Problem description: Count the lines in the records below that contain the word "data", and give only that number.

Listing:
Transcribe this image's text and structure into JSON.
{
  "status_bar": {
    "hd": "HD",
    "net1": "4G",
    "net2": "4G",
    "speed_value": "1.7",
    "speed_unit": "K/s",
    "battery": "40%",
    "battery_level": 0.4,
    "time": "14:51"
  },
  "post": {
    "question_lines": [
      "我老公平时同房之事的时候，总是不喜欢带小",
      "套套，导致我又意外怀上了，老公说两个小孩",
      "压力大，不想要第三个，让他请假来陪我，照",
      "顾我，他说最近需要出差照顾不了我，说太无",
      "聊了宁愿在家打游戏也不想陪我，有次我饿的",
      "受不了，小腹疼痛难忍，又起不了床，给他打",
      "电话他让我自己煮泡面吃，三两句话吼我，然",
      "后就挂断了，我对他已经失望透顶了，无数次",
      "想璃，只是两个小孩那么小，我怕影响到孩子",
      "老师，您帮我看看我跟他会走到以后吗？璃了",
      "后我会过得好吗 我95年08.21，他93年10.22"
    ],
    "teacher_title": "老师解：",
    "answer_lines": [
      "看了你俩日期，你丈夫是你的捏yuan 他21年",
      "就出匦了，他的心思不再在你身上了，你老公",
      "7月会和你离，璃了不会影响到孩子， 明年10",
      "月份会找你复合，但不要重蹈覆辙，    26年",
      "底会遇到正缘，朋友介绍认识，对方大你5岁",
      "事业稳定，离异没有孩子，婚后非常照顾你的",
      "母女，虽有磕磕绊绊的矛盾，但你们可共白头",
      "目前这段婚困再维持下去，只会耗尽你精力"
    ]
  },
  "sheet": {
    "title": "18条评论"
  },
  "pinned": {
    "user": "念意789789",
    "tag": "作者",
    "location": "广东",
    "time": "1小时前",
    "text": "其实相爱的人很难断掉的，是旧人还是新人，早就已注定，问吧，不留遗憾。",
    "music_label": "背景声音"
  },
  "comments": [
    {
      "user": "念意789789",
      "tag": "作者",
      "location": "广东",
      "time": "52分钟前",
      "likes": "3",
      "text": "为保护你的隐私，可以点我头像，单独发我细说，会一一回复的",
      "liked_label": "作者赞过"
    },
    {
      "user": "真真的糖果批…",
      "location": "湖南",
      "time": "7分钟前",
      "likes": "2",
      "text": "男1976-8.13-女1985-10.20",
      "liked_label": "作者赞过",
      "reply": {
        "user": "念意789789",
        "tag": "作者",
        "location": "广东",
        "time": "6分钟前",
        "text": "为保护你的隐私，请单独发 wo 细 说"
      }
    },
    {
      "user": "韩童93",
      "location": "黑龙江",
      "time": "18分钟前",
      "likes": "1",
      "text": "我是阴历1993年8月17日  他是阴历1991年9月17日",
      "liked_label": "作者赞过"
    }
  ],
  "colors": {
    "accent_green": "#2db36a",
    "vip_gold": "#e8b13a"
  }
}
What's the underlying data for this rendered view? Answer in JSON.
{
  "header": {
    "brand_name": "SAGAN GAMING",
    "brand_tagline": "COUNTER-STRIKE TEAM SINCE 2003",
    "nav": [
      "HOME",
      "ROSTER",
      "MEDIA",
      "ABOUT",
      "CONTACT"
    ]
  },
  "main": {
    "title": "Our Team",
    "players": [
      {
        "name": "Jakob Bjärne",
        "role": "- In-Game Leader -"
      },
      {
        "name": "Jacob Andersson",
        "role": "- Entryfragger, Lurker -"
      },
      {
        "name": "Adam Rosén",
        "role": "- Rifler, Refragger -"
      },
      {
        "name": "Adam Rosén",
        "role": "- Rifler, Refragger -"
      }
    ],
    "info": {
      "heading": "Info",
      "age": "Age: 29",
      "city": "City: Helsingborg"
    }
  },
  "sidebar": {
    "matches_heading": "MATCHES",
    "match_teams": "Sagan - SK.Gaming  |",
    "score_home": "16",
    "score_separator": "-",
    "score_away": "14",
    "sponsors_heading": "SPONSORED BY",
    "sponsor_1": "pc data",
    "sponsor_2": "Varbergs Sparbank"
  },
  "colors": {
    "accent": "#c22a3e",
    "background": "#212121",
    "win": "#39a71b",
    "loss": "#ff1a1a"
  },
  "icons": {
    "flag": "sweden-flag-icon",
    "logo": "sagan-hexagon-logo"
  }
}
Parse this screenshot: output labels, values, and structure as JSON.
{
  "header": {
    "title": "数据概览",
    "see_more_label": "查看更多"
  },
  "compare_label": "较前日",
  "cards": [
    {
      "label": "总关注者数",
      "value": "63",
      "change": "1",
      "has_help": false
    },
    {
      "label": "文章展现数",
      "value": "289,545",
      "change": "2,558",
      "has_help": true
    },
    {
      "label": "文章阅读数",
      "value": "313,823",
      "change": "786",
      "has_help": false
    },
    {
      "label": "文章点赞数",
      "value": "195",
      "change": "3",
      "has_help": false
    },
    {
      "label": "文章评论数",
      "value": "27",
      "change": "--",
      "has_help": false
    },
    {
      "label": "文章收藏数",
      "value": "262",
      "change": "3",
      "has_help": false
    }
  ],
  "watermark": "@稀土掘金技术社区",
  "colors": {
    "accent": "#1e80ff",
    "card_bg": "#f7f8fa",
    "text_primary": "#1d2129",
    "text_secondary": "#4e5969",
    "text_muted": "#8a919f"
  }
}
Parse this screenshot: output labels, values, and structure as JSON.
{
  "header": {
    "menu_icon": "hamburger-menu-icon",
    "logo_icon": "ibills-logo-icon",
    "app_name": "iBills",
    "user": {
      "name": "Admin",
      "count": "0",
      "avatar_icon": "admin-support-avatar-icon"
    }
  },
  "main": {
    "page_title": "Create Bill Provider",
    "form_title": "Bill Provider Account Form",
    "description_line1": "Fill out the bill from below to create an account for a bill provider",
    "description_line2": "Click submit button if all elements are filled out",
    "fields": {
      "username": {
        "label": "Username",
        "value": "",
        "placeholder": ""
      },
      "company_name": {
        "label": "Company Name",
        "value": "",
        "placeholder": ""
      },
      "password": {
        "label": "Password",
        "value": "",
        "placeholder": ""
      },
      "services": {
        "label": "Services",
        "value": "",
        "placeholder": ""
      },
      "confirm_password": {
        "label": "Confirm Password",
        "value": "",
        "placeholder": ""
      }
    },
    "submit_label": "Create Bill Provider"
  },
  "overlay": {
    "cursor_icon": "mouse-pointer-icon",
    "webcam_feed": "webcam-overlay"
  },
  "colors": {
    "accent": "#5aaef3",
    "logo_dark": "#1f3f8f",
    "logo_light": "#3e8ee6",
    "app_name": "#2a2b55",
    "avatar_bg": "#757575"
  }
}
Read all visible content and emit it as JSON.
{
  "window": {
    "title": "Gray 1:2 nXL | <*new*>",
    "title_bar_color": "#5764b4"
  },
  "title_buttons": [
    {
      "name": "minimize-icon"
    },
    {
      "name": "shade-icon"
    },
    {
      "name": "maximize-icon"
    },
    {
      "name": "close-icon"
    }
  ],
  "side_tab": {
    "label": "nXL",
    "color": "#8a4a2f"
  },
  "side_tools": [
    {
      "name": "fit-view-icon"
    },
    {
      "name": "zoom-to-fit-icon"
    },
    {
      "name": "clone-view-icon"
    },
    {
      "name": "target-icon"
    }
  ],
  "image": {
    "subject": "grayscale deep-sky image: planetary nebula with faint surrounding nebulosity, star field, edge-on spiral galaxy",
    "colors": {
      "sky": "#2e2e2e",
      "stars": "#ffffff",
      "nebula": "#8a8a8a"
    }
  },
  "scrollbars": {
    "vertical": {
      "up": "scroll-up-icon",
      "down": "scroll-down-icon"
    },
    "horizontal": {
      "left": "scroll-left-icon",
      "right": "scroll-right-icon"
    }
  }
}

Exercise solution: 2